TASK TO COMPLETE:
Repeat the material in full. Keep every line exactly as it is.

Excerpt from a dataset
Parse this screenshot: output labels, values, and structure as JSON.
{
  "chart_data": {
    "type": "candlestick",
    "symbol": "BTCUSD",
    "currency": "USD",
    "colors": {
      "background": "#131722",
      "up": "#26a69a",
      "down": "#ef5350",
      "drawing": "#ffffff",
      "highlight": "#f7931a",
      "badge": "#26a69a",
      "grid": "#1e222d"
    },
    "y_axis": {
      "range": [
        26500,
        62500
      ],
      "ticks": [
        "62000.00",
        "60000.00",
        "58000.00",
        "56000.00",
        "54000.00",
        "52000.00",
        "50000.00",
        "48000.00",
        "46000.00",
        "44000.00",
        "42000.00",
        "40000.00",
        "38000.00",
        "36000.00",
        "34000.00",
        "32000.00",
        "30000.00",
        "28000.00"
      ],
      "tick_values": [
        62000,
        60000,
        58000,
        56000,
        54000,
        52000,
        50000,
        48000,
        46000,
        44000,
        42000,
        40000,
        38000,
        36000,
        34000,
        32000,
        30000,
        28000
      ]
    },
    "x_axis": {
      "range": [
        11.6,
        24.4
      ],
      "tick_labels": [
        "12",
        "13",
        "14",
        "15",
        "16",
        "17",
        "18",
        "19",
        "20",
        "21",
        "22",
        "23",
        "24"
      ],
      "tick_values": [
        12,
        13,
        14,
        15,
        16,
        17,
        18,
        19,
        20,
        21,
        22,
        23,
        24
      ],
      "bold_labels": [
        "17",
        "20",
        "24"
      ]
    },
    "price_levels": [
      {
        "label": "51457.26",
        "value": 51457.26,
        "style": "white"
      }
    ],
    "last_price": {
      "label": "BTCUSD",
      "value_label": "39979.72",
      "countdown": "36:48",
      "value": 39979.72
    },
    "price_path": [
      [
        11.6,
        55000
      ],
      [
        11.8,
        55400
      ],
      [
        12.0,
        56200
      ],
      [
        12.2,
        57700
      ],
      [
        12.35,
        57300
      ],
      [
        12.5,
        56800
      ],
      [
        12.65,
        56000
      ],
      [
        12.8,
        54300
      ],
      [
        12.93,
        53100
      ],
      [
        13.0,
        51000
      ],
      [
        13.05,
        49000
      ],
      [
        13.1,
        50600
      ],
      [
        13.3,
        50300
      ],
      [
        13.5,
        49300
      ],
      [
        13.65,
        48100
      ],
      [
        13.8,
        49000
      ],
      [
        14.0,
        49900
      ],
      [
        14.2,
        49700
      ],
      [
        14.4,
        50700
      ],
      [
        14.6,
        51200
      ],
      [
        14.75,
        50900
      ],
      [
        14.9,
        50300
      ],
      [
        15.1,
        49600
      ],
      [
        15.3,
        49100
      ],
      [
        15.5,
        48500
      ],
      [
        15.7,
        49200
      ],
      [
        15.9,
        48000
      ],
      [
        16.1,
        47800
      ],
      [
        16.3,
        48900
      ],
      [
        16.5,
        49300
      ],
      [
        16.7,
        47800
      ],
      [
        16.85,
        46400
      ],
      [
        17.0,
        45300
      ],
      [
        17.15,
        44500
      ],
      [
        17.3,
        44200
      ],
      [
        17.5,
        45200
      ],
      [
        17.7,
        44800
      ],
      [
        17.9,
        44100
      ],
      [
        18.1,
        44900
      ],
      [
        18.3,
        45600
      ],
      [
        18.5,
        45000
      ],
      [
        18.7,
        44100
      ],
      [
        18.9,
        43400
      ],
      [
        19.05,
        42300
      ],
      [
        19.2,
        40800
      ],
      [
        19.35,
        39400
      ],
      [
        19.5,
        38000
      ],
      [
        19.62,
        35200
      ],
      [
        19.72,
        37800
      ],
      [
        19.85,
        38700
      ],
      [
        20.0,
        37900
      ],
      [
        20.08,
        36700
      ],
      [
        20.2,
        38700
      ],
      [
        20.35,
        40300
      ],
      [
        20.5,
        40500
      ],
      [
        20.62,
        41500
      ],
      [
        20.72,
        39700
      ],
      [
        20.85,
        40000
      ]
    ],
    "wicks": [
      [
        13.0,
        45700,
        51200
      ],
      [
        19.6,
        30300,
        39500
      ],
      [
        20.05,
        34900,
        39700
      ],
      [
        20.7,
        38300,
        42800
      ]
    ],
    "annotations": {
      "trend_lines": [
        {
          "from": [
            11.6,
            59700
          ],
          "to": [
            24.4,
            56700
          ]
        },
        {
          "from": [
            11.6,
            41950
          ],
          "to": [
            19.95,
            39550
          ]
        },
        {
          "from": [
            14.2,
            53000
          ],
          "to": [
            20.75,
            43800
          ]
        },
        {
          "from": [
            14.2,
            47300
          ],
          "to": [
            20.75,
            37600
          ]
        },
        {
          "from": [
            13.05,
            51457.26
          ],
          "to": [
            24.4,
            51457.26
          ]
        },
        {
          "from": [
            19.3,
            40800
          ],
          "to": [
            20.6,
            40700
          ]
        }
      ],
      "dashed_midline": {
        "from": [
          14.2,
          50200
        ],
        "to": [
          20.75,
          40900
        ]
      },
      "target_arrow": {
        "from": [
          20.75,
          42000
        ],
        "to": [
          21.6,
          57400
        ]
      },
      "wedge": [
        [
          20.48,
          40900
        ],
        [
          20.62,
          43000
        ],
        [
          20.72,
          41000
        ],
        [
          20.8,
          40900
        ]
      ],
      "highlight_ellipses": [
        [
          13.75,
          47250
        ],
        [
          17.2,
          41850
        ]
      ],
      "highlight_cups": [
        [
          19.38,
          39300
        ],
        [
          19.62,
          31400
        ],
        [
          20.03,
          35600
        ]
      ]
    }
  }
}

CORRECT OUTPUT:
Parse this screenshot: output labels, values, and structure as JSON.
{
  "chart_data": {
    "type": "candlestick",
    "symbol": "BTCUSD",
    "currency": "USD",
    "colors": {
      "background": "#131722",
      "up": "#26a69a",
      "down": "#ef5350",
      "drawing": "#ffffff",
      "highlight": "#f7931a",
      "badge": "#26a69a",
      "grid": "#1e222d"
    },
    "y_axis": {
      "range": [
        26500,
        62500
      ],
      "ticks": [
        "62000.00",
        "60000.00",
        "58000.00",
        "56000.00",
        "54000.00",
        "52000.00",
        "50000.00",
        "48000.00",
        "46000.00",
        "44000.00",
        "42000.00",
        "40000.00",
        "38000.00",
        "36000.00",
        "34000.00",
        "32000.00",
        "30000.00",
        "28000.00"
      ],
      "tick_values": [
        62000,
        60000,
        58000,
        56000,
        54000,
        52000,
        50000,
        48000,
        46000,
        44000,
        42000,
        40000,
        38000,
        36000,
        34000,
        32000,
        30000,
        28000
      ]
    },
    "x_axis": {
      "range": [
        11.6,
        24.4
      ],
      "tick_labels": [
        "12",
        "13",
        "14",
        "15",
        "16",
        "17",
        "18",
        "19",
        "20",
        "21",
        "22",
        "23",
        "24"
      ],
      "tick_values": [
        12,
        13,
        14,
        15,
        16,
        17,
        18,
        19,
        20,
        21,
        22,
        23,
        24
      ],
      "bold_labels": [
        "17",
        "20",
        "24"
      ]
    },
    "price_levels": [
      {
        "label": "51457.26",
        "value": 51457.26,
        "style": "white"
      }
    ],
    "last_price": {
      "label": "BTCUSD",
      "value_label": "39979.72",
      "countdown": "36:48",
      "value": 39979.72
    },
    "price_path": [
      [
        11.6,
        55000
      ],
      [
        11.8,
        55400
      ],
      [
        12.0,
        56200
      ],
      [
        12.2,
        57700
      ],
      [
        12.35,
        57300
      ],
      [
        12.5,
        56800
      ],
      [
        12.65,
        56000
      ],
      [
        12.8,
        54300
      ],
      [
        12.93,
        53100
      ],
      [
        13.0,
        51000
      ],
      [
        13.05,
        49000
      ],
      [
        13.1,
        50600
      ],
      [
        13.3,
        50300
      ],
      [
        13.5,
        49300
      ],
      [
        13.65,
        48100
      ],
      [
        13.8,
        49000
      ],
      [
        14.0,
        49900
      ],
      [
        14.2,
        49700
      ],
      [
        14.4,
        50700
      ],
      [
        14.6,
        51200
      ],
      [
        14.75,
        50900
      ],
      [
        14.9,
        50300
      ],
      [
        15.1,
        49600
      ],
      [
        15.3,
        49100
      ],
      [
        15.5,
        48500
      ],
      [
        15.7,
        49200
      ],
      [
        15.9,
        48000
      ],
      [
        16.1,
        47800
      ],
      [
        16.3,
        48900
      ],
      [
        16.5,
        49300
      ],
      [
        16.7,
        47800
      ],
      [
        16.85,
        46400
      ],
      [
        17.0,
        45300
      ],
      [
        17.15,
        44500
      ],
      [
        17.3,
        44200
      ],
      [
        17.5,
        45200
      ],
      [
        17.7,
        44800
      ],
      [
        17.9,
        44100
      ],
      [
        18.1,
        44900
      ],
      [
        18.3,
        45600
      ],
      [
        18.5,
        45000
      ],
      [
        18.7,
        44100
      ],
      [
        18.9,
        43400
      ],
      [
        19.05,
        42300
      ],
      [
        19.2,
        40800
      ],
      [
        19.35,
        39400
      ],
      [
        19.5,
        38000
      ],
      [
        19.62,
        35200
      ],
      [
        19.72,
        37800
      ],
      [
        19.85,
        38700
      ],
      [
        20.0,
        37900
      ],
      [
        20.08,
        36700
      ],
      [
        20.2,
        38700
      ],
      [
        20.35,
        40300
      ],
      [
        20.5,
        40500
      ],
      [
        20.62,
        41500
      ],
      [
        20.72,
        39700
      ],
      [
        20.85,
        40000
      ]
    ],
    "wicks": [
      [
        13.0,
        45700,
        51200
      ],
      [
        19.6,
        30300,
        39500
      ],
      [
        20.05,
        34900,
        39700
      ],
      [
        20.7,
        38300,
        42800
      ]
    ],
    "annotations": {
      "trend_lines": [
        {
          "from": [
            11.6,
            59700
          ],
          "to": [
            24.4,
            56700
          ]
        },
        {
          "from": [
            11.6,
            41950
          ],
          "to": [
            19.95,
            39550
          ]
        },
        {
          "from": [
            14.2,
            53000
          ],
          "to": [
            20.75,
            43800
          ]
        },
        {
          "from": [
            14.2,
            47300
          ],
          "to": [
            20.75,
            37600
          ]
        },
        {
          "from": [
            13.05,
            51457.26
          ],
          "to": [
            24.4,
            51457.26
          ]
        },
        {
          "from": [
            19.3,
            40800
          ],
          "to": [
            20.6,
            40700
          ]
        }
      ],
      "dashed_midline": {
        "from": [
          14.2,
          50200
        ],
        "to": [
          20.75,
          40900
        ]
      },
      "target_arrow": {
        "from": [
          20.75,
          42000
        ],
        "to": [
          21.6,
          57400
        ]
      },
      "wedge": [
        [
          20.48,
          40900
        ],
        [
          20.62,
          43000
        ],
        [
          20.72,
          41000
        ],
        [
          20.8,
          40900
        ]
      ],
      "highlight_ellipses": [
        [
          13.75,
          47250
        ],
        [
          17.2,
          41850
        ]
      ],
      "highlight_cups": [
        [
          19.38,
          39300
        ],
        [
          19.62,
          31400
        ],
        [
          20.03,
          35600
        ]
      ]
    }
  }
}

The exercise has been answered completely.